+++ Raw data +++

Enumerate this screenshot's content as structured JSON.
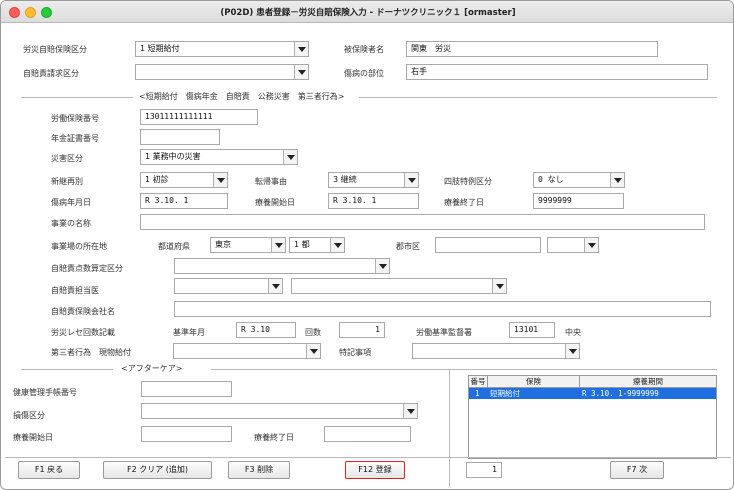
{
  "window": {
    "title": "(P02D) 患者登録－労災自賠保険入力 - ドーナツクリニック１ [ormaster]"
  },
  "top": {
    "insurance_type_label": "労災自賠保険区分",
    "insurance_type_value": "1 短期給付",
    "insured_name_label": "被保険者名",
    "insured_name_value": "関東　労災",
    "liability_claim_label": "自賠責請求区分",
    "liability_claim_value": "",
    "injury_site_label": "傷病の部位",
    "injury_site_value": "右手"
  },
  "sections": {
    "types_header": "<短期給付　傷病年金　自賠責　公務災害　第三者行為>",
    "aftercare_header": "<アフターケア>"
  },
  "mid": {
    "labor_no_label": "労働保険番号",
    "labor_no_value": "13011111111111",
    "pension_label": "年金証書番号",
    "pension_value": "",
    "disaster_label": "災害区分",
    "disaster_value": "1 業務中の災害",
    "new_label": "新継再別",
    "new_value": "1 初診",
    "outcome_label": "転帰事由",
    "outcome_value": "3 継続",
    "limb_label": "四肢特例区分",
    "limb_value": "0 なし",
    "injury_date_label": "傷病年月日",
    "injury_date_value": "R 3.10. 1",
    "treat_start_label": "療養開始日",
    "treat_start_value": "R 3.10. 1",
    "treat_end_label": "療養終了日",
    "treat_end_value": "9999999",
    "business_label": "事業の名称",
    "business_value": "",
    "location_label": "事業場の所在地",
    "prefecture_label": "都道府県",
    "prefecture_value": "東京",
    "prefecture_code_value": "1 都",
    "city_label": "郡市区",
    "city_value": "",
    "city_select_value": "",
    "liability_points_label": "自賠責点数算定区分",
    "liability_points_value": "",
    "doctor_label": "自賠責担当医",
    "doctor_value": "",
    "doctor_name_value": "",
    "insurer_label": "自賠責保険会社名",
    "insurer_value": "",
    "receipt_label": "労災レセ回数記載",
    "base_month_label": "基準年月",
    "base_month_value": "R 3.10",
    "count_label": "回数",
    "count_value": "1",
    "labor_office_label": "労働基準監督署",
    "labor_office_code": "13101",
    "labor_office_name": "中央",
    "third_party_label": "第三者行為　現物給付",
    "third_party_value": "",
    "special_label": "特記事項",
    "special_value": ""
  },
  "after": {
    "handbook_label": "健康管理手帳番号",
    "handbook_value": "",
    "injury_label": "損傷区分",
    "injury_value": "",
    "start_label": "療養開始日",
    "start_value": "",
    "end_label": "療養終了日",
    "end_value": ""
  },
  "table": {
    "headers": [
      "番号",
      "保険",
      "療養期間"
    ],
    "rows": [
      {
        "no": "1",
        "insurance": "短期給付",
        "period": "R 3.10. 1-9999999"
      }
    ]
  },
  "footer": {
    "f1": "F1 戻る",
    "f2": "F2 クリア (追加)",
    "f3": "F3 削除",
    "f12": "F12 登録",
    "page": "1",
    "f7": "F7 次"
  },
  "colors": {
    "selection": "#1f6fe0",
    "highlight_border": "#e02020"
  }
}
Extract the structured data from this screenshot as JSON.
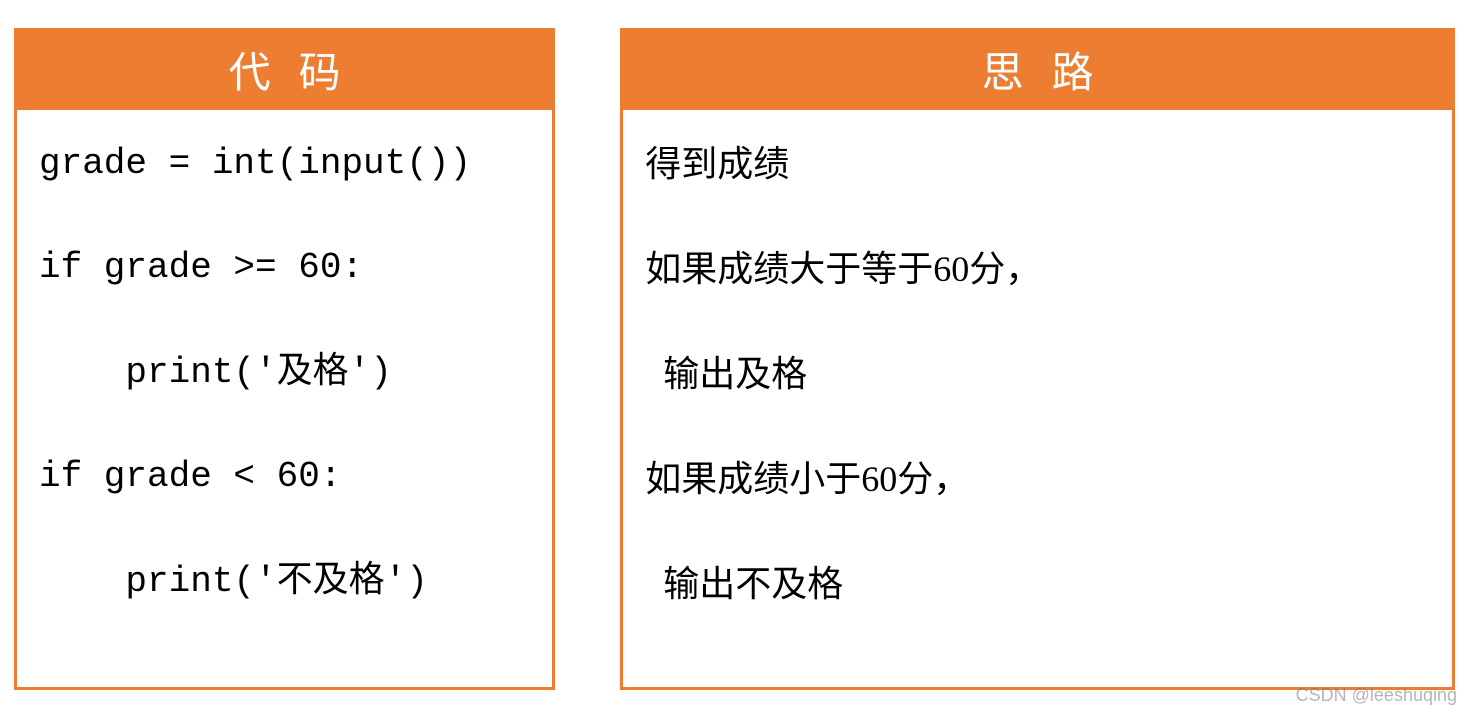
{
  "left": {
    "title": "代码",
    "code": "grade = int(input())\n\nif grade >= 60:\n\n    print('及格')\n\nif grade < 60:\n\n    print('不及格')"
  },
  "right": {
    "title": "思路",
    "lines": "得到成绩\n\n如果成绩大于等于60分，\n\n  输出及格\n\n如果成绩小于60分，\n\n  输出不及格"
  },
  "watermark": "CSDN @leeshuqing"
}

+++

Problem =>
Report only a number: how many lines in the material above contain the string "短期給付".

Correct answer =>
3